→ **READING PASSAGE**:
--- Begin ---
This book describes mathematical techniques for integral transforms in a detailed but concise manner. The techniques are subsequently applied to the standard partial differential equations, such as the Laplace equation, the wave equation and elasticity equations. Green’s functions for beams, plates and acoustic media are also shown, along with their mathematical derivations. The Cagniard-de Hoop method for double inversion is described in detail and 2D and 3D elastodynamic problems are treated in full.

This new edition explains in detail how to introduce the branch cut for the multi-valued square root function. Further, an exact closed form Green’s function for torsional waves is presented, as well as an application technique of the complex integral, which includes the square root function and an application technique of the complex integral.

## Inhaltsverzeichnis

### Chapter 1. Definition of Integral Transforms and Distributions

Abstract
This first chapter describes a brief definition of integral transforms, such as Laplace and Fourier transforms, a rough definition of delta and step functions which are frequently used as the source function, and a concise introduction of the branch cut for a multi-valued square root function. The multiple integral transforms and their notations are also explained. The newly added Sect. 1.3 explains closely how to introduce the branch cut for the multi-valued square root function. The branch cut and the argument of the square root function along the branch cut are employed throughout the book. The discussion on the argument of the root function along the branch cut is unique and instructive for the reader, when he/she starts to apply the complex integral to the inverse transform. The last short comment lists some important formula books which are crucial for the inverse transform, i.e. the evaluation of the inversion integral.
--- End ---
(Page element annotations)
--- Begin ---
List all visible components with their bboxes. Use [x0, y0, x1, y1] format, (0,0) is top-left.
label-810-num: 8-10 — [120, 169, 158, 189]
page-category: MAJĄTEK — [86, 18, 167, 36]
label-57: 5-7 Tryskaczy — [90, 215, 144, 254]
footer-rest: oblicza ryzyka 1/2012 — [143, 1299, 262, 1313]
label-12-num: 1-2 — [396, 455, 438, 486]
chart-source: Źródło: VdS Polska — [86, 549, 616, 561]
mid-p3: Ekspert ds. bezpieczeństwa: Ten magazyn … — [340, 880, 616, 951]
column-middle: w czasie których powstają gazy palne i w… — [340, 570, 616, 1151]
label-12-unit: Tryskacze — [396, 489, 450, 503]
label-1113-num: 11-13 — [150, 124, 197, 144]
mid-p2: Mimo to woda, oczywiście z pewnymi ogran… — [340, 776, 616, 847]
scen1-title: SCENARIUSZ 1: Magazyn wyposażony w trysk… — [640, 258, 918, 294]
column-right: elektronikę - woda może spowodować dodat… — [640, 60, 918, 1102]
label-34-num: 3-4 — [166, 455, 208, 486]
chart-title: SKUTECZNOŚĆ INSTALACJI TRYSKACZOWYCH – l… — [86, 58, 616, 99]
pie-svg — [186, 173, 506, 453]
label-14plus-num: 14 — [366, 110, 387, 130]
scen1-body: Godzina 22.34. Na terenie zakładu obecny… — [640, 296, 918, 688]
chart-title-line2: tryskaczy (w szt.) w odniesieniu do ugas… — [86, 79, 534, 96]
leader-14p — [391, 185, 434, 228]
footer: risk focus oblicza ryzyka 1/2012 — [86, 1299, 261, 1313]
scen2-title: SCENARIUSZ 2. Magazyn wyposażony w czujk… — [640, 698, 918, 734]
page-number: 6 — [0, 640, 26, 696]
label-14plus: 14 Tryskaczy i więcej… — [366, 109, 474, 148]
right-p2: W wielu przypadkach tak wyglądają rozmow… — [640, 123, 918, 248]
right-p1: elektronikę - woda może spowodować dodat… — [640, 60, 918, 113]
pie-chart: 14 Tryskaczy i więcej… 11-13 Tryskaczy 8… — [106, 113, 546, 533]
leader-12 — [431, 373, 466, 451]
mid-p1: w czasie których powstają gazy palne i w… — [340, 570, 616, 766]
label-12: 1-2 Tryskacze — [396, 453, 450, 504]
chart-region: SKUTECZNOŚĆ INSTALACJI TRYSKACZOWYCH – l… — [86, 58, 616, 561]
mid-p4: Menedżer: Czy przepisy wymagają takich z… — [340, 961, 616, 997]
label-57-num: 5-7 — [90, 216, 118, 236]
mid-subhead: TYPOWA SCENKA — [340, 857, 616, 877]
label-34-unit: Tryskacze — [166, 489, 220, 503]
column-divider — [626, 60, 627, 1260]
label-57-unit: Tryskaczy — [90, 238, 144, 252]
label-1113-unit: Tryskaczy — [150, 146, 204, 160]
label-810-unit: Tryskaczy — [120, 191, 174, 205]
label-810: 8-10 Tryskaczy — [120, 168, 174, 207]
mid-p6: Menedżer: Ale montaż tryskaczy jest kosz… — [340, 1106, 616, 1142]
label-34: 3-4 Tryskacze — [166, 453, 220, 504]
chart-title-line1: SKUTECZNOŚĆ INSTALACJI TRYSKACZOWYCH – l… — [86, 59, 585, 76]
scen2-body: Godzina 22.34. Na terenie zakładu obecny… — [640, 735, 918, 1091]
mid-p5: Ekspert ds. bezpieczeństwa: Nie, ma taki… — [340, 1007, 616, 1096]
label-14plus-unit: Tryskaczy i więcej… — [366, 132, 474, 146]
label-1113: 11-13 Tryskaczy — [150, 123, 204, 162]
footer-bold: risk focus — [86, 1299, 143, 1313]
--- End ---
→ **YOUR TASKS**:
1 > According to the book description, which section of Chapter 1 is newly added?
2 > In the book description, substitute "longitudinal" for "torsional" and write out the passage from "This new edition" to "the complex integral.".
3 > Which standard partial differential equations does the book description name as ones the techniques are applied to?

→ **OUTPUTS BY TASK**:
1 > Sect. 1.3

2 >
This new edition explains in detail how to introduce the branch cut for the multi-valued square root function. Further, an exact closed form Green’s function for longitudinal waves is presented, as well as an application technique of the complex integral, which includes the square root function and an application technique of the complex integral.

3 > the Laplace equation, the wave equation, elasticity equations